▸ **PROMPT**
Reproduce the records below in full and without edits, omitting images.

▸ **DATASET RECORDS**
++++++++

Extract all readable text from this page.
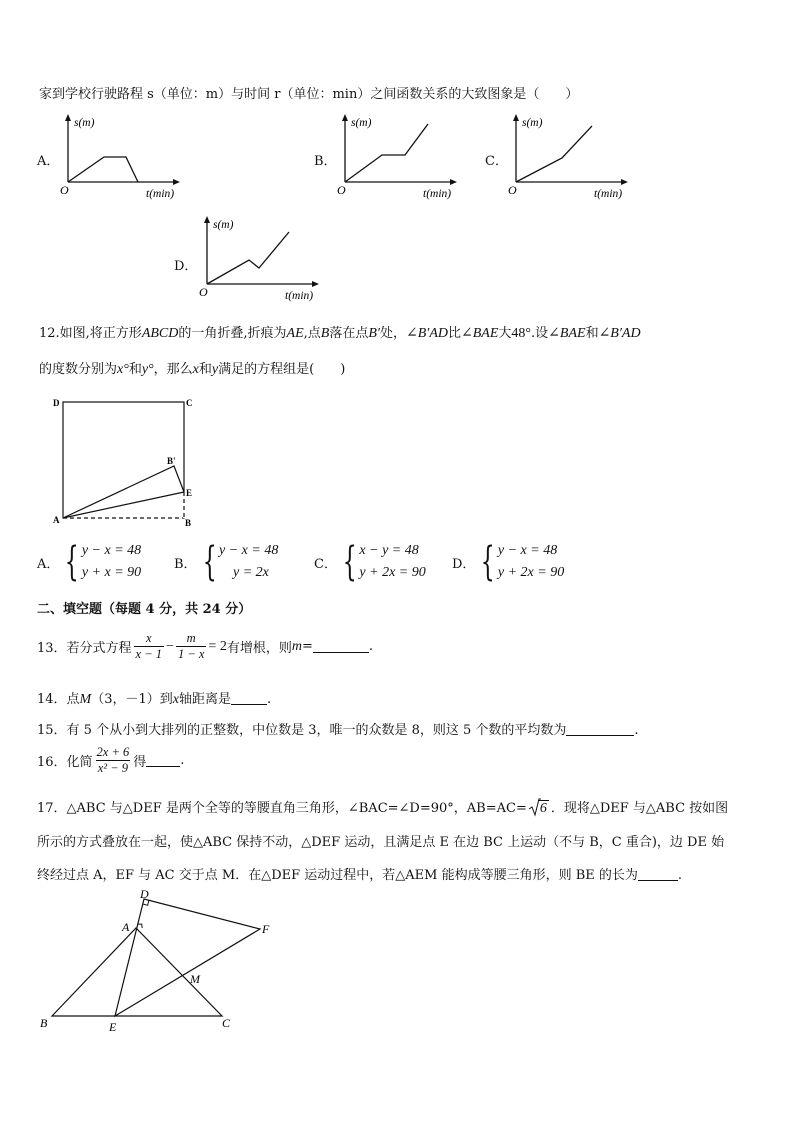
家到学校行驶路程 s（单位：m）与时间 r（单位：min）之间函数关系的大致图象是（　　）
A．
s(m)
O	t(min)
B．
s(m)
O	t(min)
C．
s(m)
O	t(min)
D．
s(m)
O	t(min)
12.如图,将正方形ABCD的一角折叠,折痕为AE,点B落在点B′处，∠B′AD比∠BAE大48°.设∠BAE和∠B′AD
的度数分别为x°和y°，那么x和y满足的方程组是(　　)
D	C
B'
E
A	B
A． { y − x = 48
y + x = 90
B． { y − x = 48
y = 2x
C． { x − y = 48
y + 2x = 90
D． { y − x = 48
y + 2x = 90
二、填空题（每题 4 分，共 24 分）
13．若分式方程 $\frac{x}{x - 1} - \frac{m}{1 - x} = 2$ 有增根，则 m =	.
14．点M（3，－1）到x轴距离是	.
15．有 5 个从小到大排列的正整数，中位数是 3，唯一的众数是 8，则这 5 个数的平均数为	.
16．化简 $\frac{2x + 6}{\text{x² − 9}}$ 得	.
17．△ABC 与△DEF 是两个全等的等腰直角三角形，∠BAC=∠D=90°，AB=AC= 6 ．现将△DEF 与△ABC 按如图
所示的方式叠放在一起，使△ABC 保持不动，△DEF 运动，且满足点 E 在边 BC 上运动（不与 B，C 重合)，边 DE 始
终经过点 A，EF 与 AC 交于点 M．在△DEF 运动过程中，若△AEM 能构成等腰三角形，则 BE 的长为	.
D
A	F
M
B	E	C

++++++++

▸ **EXERCISE OUTPUT**
Extract all readable text from this page.
家到学校行驶路程 s（单位：m）与时间 r（单位：min）之间函数关系的大致图象是（　　）
A．
s(m)
O	t(min)
B．
s(m)
O	t(min)
C．
s(m)
O	t(min)
D．
s(m)
O	t(min)
12.如图,将正方形ABCD的一角折叠,折痕为AE,点B落在点B′处，∠B′AD比∠BAE大48°.设∠BAE和∠B′AD
的度数分别为x°和y°，那么x和y满足的方程组是(　　)
D	C
B'
E
A	B
A． { y − x = 48
y + x = 90
B． { y − x = 48
y = 2x
C． { x − y = 48
y + 2x = 90
D． { y − x = 48
y + 2x = 90
二、填空题（每题 4 分，共 24 分）
13．若分式方程 $\frac{x}{x - 1} - \frac{m}{1 - x} = 2$ 有增根，则 m =	.
14．点M（3，－1）到x轴距离是	.
15．有 5 个从小到大排列的正整数，中位数是 3，唯一的众数是 8，则这 5 个数的平均数为	.
16．化简 $\frac{2x + 6}{\text{x² − 9}}$ 得	.
17．△ABC 与△DEF 是两个全等的等腰直角三角形，∠BAC=∠D=90°，AB=AC= 6 ．现将△DEF 与△ABC 按如图
所示的方式叠放在一起，使△ABC 保持不动，△DEF 运动，且满足点 E 在边 BC 上运动（不与 B，C 重合)，边 DE 始
终经过点 A，EF 与 AC 交于点 M．在△DEF 运动过程中，若△AEM 能构成等腰三角形，则 BE 的长为	.
D
A	F
M
B	E	C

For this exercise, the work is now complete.